■ Your goal ■
Exactly reproduce the entries, dropping any pictures from your copy.

Collection entries
+-------+

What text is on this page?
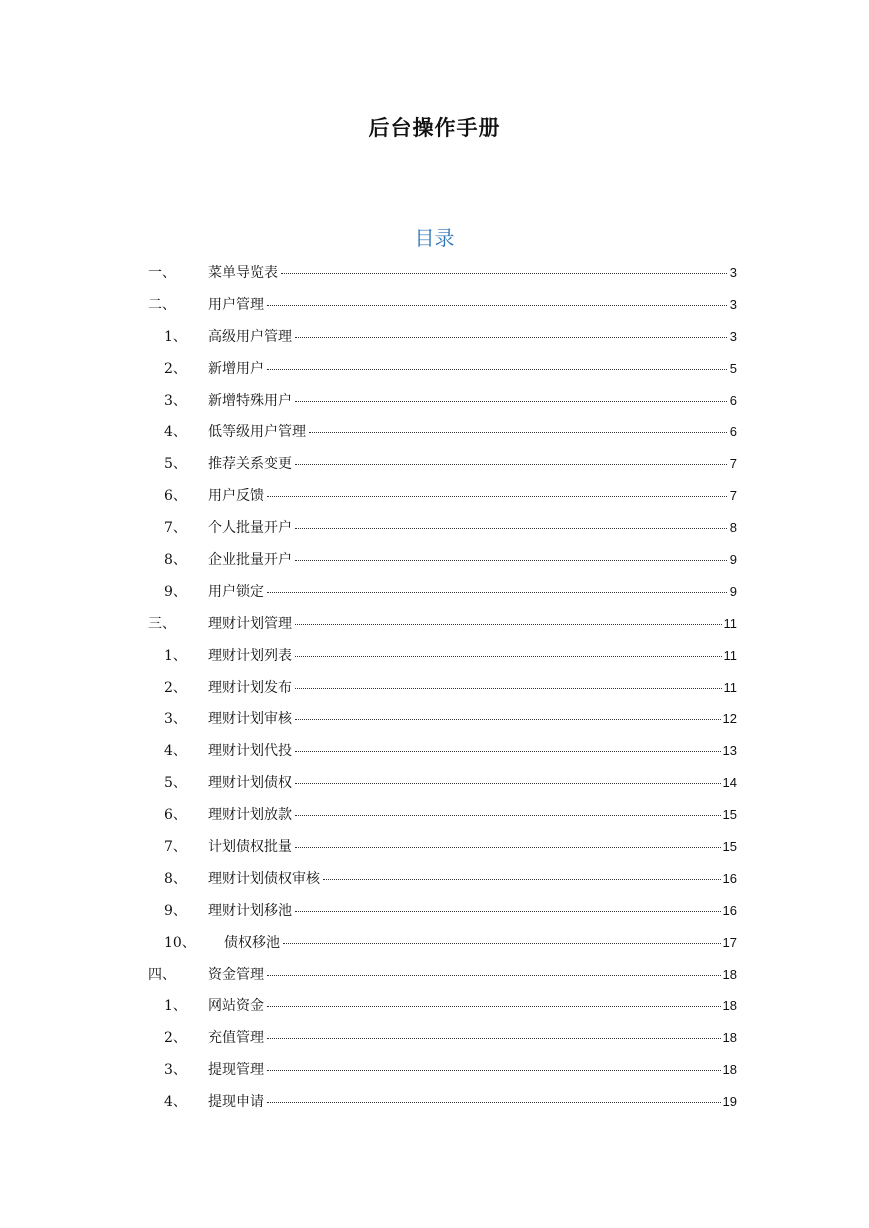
后台操作手册
目录
一、 菜单导览表	3
二、 用户管理	3
1、 高级用户管理	3
2、 新增用户	5
3、 新增特殊用户	6
4、 低等级用户管理	6
5、 推荐关系变更	7
6、 用户反馈	7
7、 个人批量开户	8
8、 企业批量开户	9
9、 用户锁定	9
三、 理财计划管理	11
1、 理财计划列表	11
2、 理财计划发布	11
3、 理财计划审核	12
4、 理财计划代投	13
5、 理财计划债权	14
6、 理财计划放款	15
7、 计划债权批量	15
8、 理财计划债权审核	16
9、 理财计划移池	16
10、 债权移池	17
四、 资金管理	18
1、 网站资金	18
2、 充值管理	18
3、 提现管理	18
4、 提现申请	19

+-------+

■ Answer to the problem ■
What text is on this page?
后台操作手册
目录
一、 菜单导览表	3
二、 用户管理	3
1、 高级用户管理	3
2、 新增用户	5
3、 新增特殊用户	6
4、 低等级用户管理	6
5、 推荐关系变更	7
6、 用户反馈	7
7、 个人批量开户	8
8、 企业批量开户	9
9、 用户锁定	9
三、 理财计划管理	11
1、 理财计划列表	11
2、 理财计划发布	11
3、 理财计划审核	12
4、 理财计划代投	13
5、 理财计划债权	14
6、 理财计划放款	15
7、 计划债权批量	15
8、 理财计划债权审核	16
9、 理财计划移池	16
10、 债权移池	17
四、 资金管理	18
1、 网站资金	18
2、 充值管理	18
3、 提现管理	18
4、 提现申请	19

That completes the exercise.